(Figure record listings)
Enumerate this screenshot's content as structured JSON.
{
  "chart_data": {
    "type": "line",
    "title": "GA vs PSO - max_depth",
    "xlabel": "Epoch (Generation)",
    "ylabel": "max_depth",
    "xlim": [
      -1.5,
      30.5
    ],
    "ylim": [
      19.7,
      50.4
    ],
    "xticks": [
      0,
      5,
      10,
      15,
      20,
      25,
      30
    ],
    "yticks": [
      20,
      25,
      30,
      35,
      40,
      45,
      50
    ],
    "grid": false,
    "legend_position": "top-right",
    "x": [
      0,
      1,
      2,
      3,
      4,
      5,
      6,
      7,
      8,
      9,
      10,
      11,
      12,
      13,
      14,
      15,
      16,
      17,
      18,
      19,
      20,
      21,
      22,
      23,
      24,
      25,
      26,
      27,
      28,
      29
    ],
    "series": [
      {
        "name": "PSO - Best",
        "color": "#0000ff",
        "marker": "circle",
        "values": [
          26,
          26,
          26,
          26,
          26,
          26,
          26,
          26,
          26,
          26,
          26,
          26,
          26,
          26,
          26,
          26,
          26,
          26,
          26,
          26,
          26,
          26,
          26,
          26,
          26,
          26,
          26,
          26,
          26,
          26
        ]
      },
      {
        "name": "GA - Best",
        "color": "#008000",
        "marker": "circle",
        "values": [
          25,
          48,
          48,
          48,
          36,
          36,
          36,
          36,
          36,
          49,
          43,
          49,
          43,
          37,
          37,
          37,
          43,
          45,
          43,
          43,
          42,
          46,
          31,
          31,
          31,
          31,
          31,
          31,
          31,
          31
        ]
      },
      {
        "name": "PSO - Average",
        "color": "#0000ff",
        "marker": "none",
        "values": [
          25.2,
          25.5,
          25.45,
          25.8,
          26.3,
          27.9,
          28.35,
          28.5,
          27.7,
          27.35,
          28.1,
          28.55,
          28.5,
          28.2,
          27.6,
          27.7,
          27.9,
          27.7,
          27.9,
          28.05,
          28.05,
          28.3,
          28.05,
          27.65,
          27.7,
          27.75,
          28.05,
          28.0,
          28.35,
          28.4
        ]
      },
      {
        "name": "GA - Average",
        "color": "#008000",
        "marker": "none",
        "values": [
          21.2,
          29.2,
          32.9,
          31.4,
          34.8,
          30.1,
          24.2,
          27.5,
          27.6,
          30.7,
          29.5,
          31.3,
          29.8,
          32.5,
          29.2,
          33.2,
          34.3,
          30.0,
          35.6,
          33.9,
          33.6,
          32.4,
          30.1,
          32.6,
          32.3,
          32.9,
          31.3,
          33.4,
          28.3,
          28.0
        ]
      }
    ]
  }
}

---

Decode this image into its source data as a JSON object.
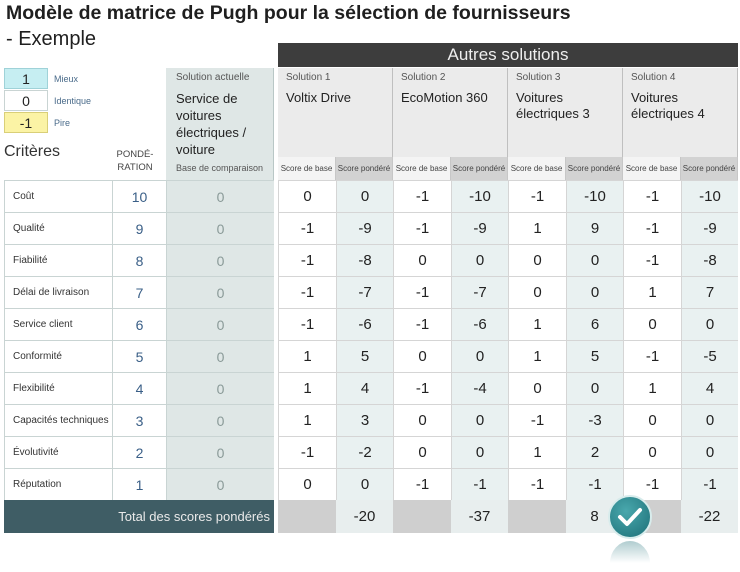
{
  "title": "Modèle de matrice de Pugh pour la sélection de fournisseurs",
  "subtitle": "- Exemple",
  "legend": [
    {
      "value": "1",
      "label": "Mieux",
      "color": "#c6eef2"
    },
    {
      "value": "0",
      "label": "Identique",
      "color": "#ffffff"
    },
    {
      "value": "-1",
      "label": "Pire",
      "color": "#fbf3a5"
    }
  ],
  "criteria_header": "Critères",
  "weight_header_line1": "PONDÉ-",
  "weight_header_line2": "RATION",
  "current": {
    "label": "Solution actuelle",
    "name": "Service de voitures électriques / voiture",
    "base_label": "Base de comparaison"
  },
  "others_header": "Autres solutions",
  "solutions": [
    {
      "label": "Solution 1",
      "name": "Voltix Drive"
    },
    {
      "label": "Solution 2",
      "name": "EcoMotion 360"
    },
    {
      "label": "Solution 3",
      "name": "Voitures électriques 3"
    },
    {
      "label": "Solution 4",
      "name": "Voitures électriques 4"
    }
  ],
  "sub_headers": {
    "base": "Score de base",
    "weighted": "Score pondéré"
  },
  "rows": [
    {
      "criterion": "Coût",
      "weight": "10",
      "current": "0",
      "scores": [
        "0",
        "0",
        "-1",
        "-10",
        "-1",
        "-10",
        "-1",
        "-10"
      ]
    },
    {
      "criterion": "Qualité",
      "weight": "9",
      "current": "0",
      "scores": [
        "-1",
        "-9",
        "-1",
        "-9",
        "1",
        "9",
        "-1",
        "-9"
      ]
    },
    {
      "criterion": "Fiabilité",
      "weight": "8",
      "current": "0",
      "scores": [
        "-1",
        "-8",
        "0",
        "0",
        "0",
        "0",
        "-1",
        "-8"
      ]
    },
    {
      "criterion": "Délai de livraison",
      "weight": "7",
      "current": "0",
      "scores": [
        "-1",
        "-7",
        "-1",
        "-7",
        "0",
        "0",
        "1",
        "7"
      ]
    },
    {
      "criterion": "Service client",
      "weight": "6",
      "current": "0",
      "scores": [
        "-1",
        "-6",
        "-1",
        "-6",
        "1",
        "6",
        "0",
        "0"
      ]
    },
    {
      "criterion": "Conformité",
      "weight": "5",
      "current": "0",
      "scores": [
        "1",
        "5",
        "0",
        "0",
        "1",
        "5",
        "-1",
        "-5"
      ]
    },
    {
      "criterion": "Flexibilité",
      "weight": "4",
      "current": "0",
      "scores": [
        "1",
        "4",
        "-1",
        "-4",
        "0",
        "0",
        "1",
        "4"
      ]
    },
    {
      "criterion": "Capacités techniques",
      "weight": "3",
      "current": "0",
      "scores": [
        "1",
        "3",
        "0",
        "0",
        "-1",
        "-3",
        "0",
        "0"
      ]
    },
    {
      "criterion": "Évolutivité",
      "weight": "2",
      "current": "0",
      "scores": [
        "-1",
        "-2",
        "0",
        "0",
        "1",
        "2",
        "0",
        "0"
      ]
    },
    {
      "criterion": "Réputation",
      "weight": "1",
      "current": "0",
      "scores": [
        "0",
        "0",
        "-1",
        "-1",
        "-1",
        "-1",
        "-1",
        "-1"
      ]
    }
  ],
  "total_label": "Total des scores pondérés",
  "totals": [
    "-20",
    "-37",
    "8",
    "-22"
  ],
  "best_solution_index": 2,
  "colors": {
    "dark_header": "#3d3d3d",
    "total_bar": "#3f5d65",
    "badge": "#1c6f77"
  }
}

--

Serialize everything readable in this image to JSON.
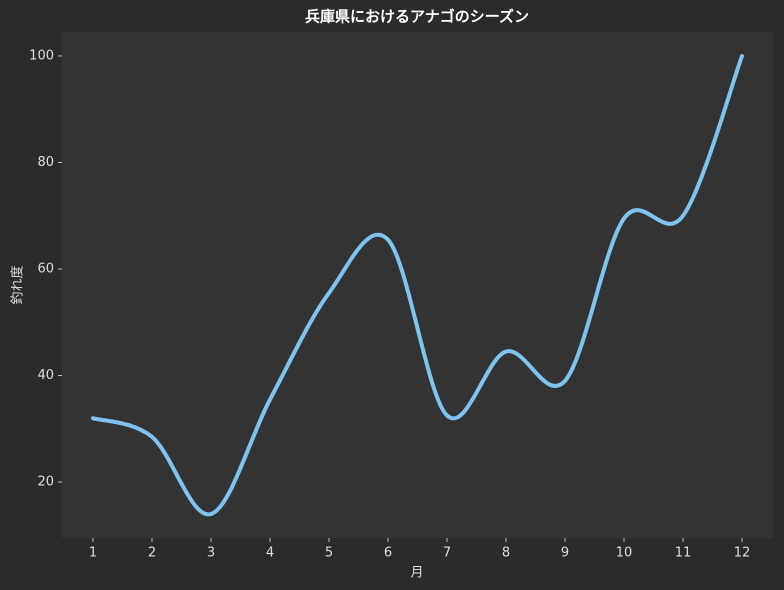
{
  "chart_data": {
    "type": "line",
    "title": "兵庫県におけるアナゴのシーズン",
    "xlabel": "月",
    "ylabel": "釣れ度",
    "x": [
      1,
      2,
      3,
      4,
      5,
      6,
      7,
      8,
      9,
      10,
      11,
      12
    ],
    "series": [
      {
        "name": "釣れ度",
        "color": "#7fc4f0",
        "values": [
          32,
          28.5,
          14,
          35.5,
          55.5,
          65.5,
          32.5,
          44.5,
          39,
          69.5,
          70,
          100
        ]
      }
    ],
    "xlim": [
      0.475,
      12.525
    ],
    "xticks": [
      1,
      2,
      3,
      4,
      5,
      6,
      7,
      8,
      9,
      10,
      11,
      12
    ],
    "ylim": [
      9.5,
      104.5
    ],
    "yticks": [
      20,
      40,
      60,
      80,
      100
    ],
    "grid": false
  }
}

To be done
Isolate each line of the listing above that includes "name". Copy it.

Response to the exercise
        "name": "PSO - Best",
        "name": "GA - Best",
        "name": "PSO - Average",
        "name": "GA - Average",
    "name": "Service de voitures électriques / voiture",
      "name": "Voltix Drive"
      "name": "EcoMotion 360"
      "name": "Voitures électriques 3"
      "name": "Voitures électriques 4"
        "name": "釣れ度",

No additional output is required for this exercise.